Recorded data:
-*-*-
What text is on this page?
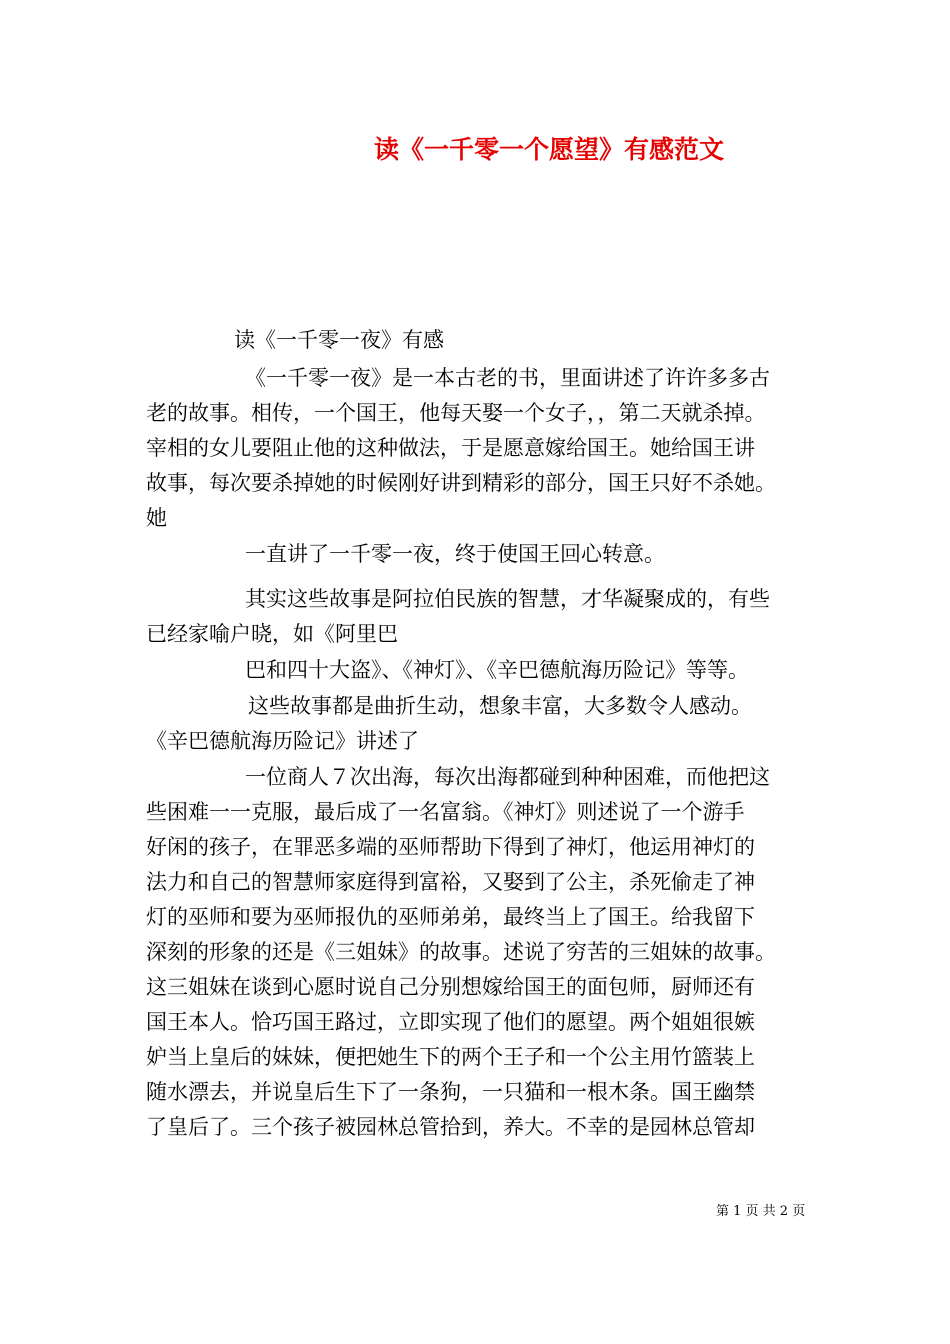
读《一千零一个愿望》有感范文

读《一千零一夜》有感

《一千零一夜》是一本古老的书，里面讲述了许许多多古

老的故事。相传，一个国王，他每天娶一个女子，，第二天就杀掉。

宰相的女儿要阻止他的这种做法，于是愿意嫁给国王。她给国王讲

故事，每次要杀掉她的时候刚好讲到精彩的部分，国王只好不杀她。

她

一直讲了一千零一夜，终于使国王回心转意。

其实这些故事是阿拉伯民族的智慧，才华凝聚成的，有些

已经家喻户晓，如《阿里巴

巴和四十大盗》、《神灯》、《辛巴德航海历险记》等等。

这些故事都是曲折生动，想象丰富，大多数令人感动。

《辛巴德航海历险记》讲述了

一位商人７次出海，每次出海都碰到种种困难，而他把这

些困难一一克服，最后成了一名富翁。《神灯》则述说了一个游手

好闲的孩子，在罪恶多端的巫师帮助下得到了神灯，他运用神灯的

法力和自己的智慧师家庭得到富裕，又娶到了公主，杀死偷走了神

灯的巫师和要为巫师报仇的巫师弟弟，最终当上了国王。给我留下

深刻的形象的还是《三姐妹》的故事。述说了穷苦的三姐妹的故事。

这三姐妹在谈到心愿时说自己分别想嫁给国王的面包师，厨师还有

国王本人。恰巧国王路过，立即实现了他们的愿望。两个姐姐很嫉

妒当上皇后的妹妹，便把她生下的两个王子和一个公主用竹篮装上

随水漂去，并说皇后生下了一条狗，一只猫和一根木条。国王幽禁

了皇后了。三个孩子被园林总管拾到，养大。不幸的是园林总管却

第 1 页 共 2 页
-*-*-
Copy out every line of the material above exactly, skipping the pictures.

RESULT FOR THIS TASK:
What text is on this page?
读《一千零一个愿望》有感范文

读《一千零一夜》有感

《一千零一夜》是一本古老的书，里面讲述了许许多多古

老的故事。相传，一个国王，他每天娶一个女子，，第二天就杀掉。

宰相的女儿要阻止他的这种做法，于是愿意嫁给国王。她给国王讲

故事，每次要杀掉她的时候刚好讲到精彩的部分，国王只好不杀她。

她

一直讲了一千零一夜，终于使国王回心转意。

其实这些故事是阿拉伯民族的智慧，才华凝聚成的，有些

已经家喻户晓，如《阿里巴

巴和四十大盗》、《神灯》、《辛巴德航海历险记》等等。

这些故事都是曲折生动，想象丰富，大多数令人感动。

《辛巴德航海历险记》讲述了

一位商人７次出海，每次出海都碰到种种困难，而他把这

些困难一一克服，最后成了一名富翁。《神灯》则述说了一个游手

好闲的孩子，在罪恶多端的巫师帮助下得到了神灯，他运用神灯的

法力和自己的智慧师家庭得到富裕，又娶到了公主，杀死偷走了神

灯的巫师和要为巫师报仇的巫师弟弟，最终当上了国王。给我留下

深刻的形象的还是《三姐妹》的故事。述说了穷苦的三姐妹的故事。

这三姐妹在谈到心愿时说自己分别想嫁给国王的面包师，厨师还有

国王本人。恰巧国王路过，立即实现了他们的愿望。两个姐姐很嫉

妒当上皇后的妹妹，便把她生下的两个王子和一个公主用竹篮装上

随水漂去，并说皇后生下了一条狗，一只猫和一根木条。国王幽禁

了皇后了。三个孩子被园林总管拾到，养大。不幸的是园林总管却

第 1 页 共 2 页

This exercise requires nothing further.